### Required task
Select all lines with the string "Standards" in them, and copy those lines.

### Dataset items
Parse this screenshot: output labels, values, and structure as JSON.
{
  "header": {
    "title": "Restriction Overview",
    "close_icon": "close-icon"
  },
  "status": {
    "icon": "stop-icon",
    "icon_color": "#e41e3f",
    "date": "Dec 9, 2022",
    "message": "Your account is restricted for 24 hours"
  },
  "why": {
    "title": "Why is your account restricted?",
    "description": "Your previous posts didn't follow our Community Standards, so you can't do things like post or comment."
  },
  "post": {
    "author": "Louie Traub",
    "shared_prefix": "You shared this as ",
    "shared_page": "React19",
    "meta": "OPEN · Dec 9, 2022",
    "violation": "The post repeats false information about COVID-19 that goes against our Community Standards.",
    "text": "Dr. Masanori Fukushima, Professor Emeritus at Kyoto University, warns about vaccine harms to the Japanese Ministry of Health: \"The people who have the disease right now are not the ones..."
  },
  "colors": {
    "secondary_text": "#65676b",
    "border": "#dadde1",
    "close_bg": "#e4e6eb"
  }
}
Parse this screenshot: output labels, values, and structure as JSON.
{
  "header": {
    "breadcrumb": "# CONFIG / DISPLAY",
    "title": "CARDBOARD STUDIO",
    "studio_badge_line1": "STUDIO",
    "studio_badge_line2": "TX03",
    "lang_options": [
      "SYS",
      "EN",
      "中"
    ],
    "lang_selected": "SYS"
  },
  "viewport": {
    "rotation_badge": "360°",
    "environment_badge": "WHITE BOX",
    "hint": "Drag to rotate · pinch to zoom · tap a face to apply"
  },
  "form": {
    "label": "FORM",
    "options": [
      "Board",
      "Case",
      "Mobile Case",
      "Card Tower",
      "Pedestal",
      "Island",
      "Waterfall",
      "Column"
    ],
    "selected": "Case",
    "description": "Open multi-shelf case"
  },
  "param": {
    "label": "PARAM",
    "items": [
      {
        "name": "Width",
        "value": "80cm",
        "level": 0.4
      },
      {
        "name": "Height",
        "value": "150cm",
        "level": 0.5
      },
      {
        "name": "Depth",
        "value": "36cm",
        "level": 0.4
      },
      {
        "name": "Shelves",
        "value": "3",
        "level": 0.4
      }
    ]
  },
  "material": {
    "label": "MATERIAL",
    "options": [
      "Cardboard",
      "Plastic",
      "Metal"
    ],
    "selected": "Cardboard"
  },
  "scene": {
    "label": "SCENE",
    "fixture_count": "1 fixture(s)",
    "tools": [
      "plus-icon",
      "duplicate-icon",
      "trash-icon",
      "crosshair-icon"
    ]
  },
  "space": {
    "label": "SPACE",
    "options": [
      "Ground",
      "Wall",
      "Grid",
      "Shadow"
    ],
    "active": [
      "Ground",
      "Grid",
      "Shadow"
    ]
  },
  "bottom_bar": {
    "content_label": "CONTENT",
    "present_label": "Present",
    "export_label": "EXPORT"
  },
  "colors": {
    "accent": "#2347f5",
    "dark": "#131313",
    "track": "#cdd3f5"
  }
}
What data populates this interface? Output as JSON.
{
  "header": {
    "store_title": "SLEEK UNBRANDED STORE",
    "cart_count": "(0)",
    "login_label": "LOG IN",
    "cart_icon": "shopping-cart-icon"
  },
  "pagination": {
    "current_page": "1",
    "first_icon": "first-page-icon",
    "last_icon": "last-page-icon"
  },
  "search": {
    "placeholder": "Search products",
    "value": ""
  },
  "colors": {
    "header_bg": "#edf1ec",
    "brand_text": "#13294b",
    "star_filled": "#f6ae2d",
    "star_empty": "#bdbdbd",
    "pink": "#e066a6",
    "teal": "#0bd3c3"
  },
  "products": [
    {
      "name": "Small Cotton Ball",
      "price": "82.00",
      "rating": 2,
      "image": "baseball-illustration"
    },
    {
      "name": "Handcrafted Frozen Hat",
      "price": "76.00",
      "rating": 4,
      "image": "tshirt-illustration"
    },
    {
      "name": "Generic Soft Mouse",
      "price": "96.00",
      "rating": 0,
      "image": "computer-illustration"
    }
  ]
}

### Output of the task
    "description": "Your previous posts didn't follow our Community Standards, so you can't do things like post or comment."
    "violation": "The post repeats false information about COVID-19 that goes against our Community Standards.",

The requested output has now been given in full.